------ Extrait du texte

L’ouragan Ophelia (lire page 9), en Europe, est lui aussi inhabituel…

Ophelia est tout à fait atypique par sa trajectoire. Classé en catégorie 3, c’est donc un ouragan majeur, mais dans des latitudes tempérées.

On a d’autres saisons qui ont été peut-être plus remarquables encore. En 2005, année de l’ouragan Katrina (qui a notamment dévasté la Louisiane, ndlr), on a dénombré 28 phénomènes dans l’Atlantique! Mais pour l’arc antillais, c’est une année exceptionnelle, qui restera dans les mémoires par l’importance et le nombre des phénomènes.

Venons-en à Irma. On entend que ce cyclone a battu des records, et des chiffres très différents sont évoqués sur la vitesse du vent. Qu’en est-il exactement ?

Irma s’est démarqué sur plusieurs points. C’est l’ouragan le plus puissant observé à l’Est de l’arc antillais. C’est aussi le plus puissant à toucher terre dans cette région. On considère que c’est l’un des 5 ouragans les plus puissants ayant touché terre sur l’ensemble de la planète.

Les vents estimés, pour ne pas dire mesurés (grâce aux avions envoyés par les Américains au cœur même du cyclone), atteignent 295 km/h de moyenne sur une minute. En rafales, on était sur des valeurs proches de 350 km/h, mesurées par avion; sachant que ce n’est pas en altitude que l’on trouve les vents les plus forts.

L’aéroport Princess Juliana a expliqué que son appareil de mesure avait été détruit par une rafale dépassant 375 km/h. Quelles vitesses de vent Météo France a enregistré, sur terre ?

Il faut être méfiant avec les valeurs annoncées, et se cantonner aux valeurs officielles. A Saint-Martin, nos instruments de mesures sont à l’aéroport de Grand Case. Ils avaient été démontés avant Irma. De toute façon, le capteur aurait forcément été détruit, d’ailleurs le mât a été cassé.

A Saint-Barthélemy, nous avons un point de mesure à l’espace météo (près du phare, ndlr). Au moment de l’approche d’Irma, il a enregistré une montée en flèche de la valeur des vents. En quelques minutes, ils sont passés de 180 à 244 km/h. La valeur s’arrête là car l’appareil s’est cassé à ce moment là. Mais on sait que la mesure à 244 km/h n’a pas été enregistrée au plus fort de l’ouragan. Au vu des dégâts, on est certains que le vent a dépassé 300 km/h.

Avez-vous des données en ce qui concerne la pluviométrie ?

------------

À faire ->
(A) Selon le texte sur l'ouragan Irma, quelle vitesse de vent le point de mesure de Saint-Barthélemy a-t-il enregistrée juste avant de se casser ?
(B) Poursuivez le texte sur l'ouragan Irma à partir de sa dernière phrase.

------ Données enregistrées

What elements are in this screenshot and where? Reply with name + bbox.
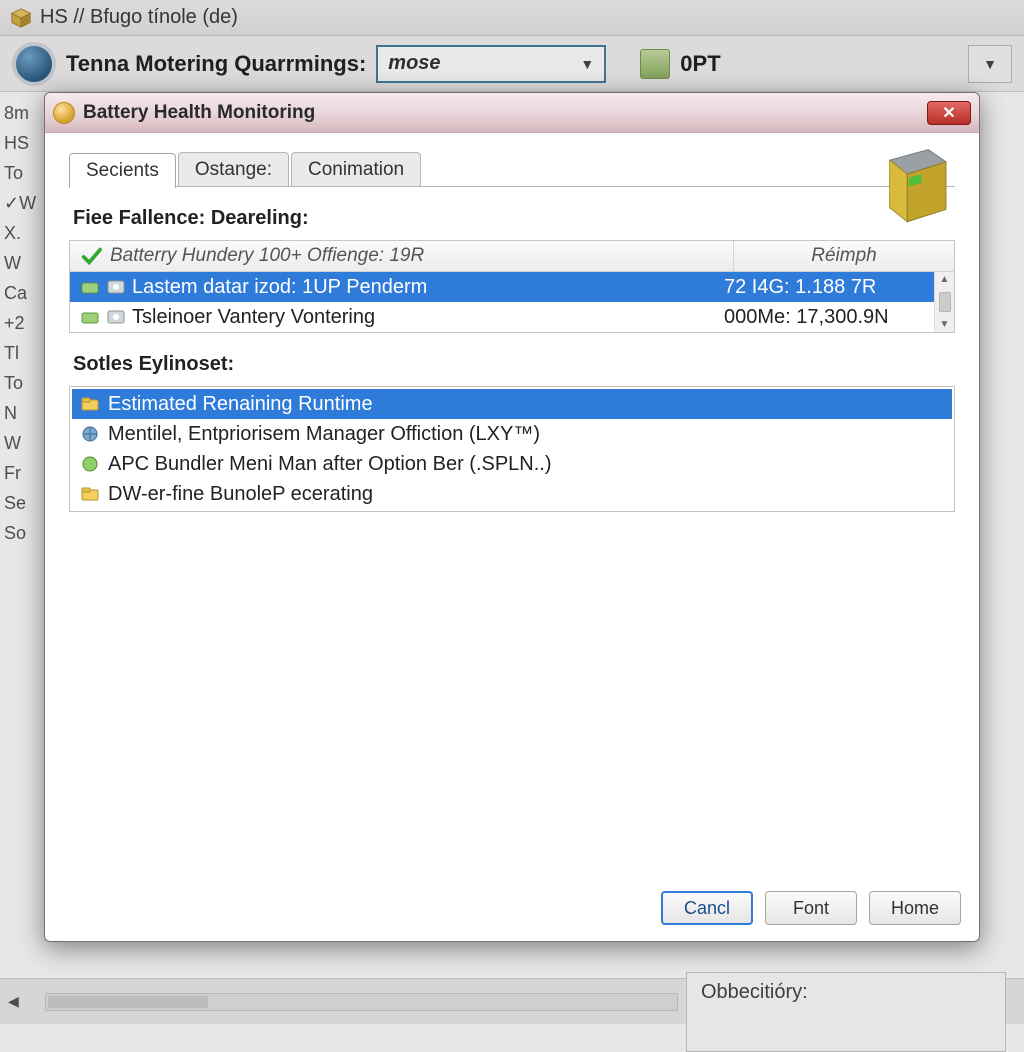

------------

Réponses finales ->
(A) Il a enregistré 244 km/h.

(B)
Nous n’avons pas de mesures directes, pour la même raison que la mesure du vent. Les pluviomètres n'ont pas apprécié la violence de l'évènement.

Par contre, nous avons une estimation grâce au radar situé en Guadeloupe. Estimation, car le radar est situé trop loin de Saint-Barth pour que cela soit très précis.

Toutefois, compte-tenu des valeurs obtenues par le radar lors du passage d'Irma à proximité de la Guadeloupe, et de l'hypothèse que l'intensité reste à peu près constante, on estime un cumul à plus de 150 mm en 6h. Ces quantités s'additionnent à la submersion marine anormale (vagues et marée de tempêtes avec une surcote de 3m) entraînant des inondations majeures.

Après les Iles du Nord, Irma est allé dévaster d’autres contrées. Est-il habituel qu’un ouragan dure aussi longtemps ?

Irma est exceptionnel car il est resté en catégorie 5 pendant 75 heures d’affilée. C’est un record pour le bassin Atlantique. Je vous parlais des vents à 295 km/h de moyenne sur une minute ; cette intensité extrême a été maintenue pendant 37 heures. Cela constitue un record mondial. Il est à noter que les Îles du Nord ont été confrontées à l’intensité maximale d’Irma.

Sa vitesse de déplacement était-elle particulièrement lente ou rapide ?

Quand il a touché Saint-Martin et Saint-Barth, il se déplaçait à 24 km/h. C’est une vitesse habituelle, moyenne.

Au vu des dégâts très aléatoires, certains habitants de Saint-Barth parlent de phénomènes de mini-tornades, au sein même d’Irma. Est-ce possible ?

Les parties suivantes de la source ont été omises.